Collected data entries

----------

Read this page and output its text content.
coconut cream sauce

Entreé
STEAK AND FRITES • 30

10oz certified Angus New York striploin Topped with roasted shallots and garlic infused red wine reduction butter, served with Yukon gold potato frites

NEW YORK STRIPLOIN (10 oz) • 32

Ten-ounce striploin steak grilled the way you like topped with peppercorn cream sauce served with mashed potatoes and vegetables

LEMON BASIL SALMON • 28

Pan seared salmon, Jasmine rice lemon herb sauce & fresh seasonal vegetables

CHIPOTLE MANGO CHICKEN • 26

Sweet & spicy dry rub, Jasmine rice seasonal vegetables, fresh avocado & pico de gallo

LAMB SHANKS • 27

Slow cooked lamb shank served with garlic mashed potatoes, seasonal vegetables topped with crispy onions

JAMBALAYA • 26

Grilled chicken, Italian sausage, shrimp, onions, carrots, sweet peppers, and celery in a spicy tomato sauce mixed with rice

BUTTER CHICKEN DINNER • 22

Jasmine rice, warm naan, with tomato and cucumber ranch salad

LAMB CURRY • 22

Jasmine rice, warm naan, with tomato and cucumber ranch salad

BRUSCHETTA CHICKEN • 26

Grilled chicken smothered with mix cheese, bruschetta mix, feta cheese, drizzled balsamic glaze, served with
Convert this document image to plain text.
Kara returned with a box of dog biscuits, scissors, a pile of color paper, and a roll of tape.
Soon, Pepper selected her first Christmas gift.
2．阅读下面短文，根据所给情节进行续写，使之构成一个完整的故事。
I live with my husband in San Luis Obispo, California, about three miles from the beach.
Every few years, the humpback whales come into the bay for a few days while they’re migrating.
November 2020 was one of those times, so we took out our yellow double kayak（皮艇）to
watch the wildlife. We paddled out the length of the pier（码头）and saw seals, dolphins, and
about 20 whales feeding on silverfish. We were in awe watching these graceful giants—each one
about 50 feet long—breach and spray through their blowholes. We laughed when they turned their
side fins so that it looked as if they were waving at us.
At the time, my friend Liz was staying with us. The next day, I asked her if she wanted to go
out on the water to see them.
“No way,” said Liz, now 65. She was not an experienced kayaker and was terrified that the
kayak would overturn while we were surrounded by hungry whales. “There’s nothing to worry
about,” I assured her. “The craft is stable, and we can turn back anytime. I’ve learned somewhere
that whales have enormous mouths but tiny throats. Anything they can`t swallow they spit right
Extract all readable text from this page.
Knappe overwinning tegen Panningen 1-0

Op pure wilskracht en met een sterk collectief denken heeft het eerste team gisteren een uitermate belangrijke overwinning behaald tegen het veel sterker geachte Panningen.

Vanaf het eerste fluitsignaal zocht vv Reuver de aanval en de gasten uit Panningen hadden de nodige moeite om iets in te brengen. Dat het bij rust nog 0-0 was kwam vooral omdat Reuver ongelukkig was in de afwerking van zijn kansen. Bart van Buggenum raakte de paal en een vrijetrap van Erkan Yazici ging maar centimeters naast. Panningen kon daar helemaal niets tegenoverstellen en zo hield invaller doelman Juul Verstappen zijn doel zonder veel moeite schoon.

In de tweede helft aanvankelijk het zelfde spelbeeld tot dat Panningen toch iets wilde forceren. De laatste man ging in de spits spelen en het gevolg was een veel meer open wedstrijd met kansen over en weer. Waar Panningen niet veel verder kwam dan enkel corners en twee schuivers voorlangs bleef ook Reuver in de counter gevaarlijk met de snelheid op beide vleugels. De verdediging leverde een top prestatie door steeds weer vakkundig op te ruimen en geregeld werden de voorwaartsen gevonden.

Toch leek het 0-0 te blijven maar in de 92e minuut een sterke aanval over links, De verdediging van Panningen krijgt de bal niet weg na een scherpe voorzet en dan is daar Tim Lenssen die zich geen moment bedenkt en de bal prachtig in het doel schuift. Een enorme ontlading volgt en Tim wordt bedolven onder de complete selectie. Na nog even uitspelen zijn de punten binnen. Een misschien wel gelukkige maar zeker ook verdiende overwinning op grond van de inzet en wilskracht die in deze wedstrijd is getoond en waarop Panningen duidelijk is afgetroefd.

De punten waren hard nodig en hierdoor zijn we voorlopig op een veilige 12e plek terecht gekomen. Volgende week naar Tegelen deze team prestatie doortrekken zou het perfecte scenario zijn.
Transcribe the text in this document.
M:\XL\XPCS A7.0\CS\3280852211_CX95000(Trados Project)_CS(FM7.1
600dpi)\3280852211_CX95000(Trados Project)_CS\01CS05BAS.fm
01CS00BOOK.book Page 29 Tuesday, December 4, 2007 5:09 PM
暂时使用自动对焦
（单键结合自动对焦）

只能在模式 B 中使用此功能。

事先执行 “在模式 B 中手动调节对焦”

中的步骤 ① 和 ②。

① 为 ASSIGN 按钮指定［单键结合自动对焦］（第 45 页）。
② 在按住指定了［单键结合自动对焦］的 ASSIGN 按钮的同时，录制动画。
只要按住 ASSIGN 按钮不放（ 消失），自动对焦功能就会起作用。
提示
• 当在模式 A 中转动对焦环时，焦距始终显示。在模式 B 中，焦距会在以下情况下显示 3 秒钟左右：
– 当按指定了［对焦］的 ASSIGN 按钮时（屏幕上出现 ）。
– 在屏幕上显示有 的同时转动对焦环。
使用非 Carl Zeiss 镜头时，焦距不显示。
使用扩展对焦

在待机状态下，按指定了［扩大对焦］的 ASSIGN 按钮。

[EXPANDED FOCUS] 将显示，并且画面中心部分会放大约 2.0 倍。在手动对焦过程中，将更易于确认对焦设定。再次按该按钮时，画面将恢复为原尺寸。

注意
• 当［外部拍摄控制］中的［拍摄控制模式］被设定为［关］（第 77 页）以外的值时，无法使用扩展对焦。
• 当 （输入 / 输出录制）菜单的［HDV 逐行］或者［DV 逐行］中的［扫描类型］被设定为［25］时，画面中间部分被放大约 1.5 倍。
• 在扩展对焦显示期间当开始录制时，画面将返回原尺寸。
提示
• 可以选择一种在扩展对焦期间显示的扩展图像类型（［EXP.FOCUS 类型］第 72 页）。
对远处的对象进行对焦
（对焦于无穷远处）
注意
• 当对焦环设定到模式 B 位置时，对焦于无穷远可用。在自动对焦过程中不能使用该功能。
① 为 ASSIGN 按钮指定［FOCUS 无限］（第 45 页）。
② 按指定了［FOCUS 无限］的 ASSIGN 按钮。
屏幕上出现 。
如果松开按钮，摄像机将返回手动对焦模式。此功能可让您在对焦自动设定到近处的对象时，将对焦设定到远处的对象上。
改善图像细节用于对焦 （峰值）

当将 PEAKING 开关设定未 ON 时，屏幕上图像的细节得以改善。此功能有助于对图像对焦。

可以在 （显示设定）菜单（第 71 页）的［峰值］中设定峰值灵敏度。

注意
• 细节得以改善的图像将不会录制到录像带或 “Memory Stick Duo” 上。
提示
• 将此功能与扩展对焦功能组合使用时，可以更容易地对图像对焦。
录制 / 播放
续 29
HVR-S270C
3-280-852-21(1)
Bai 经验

----------

» **THE REQUEST**
Copy out every line of the data that includes the word "sauce".

» **REPLY**
coconut cream sauce
Ten-ounce striploin steak grilled the way you like topped with peppercorn cream sauce served with mashed potatoes and vegetables
Pan seared salmon, Jasmine rice lemon herb sauce & fresh seasonal vegetables
Grilled chicken, Italian sausage, shrimp, onions, carrots, sweet peppers, and celery in a spicy tomato sauce mixed with rice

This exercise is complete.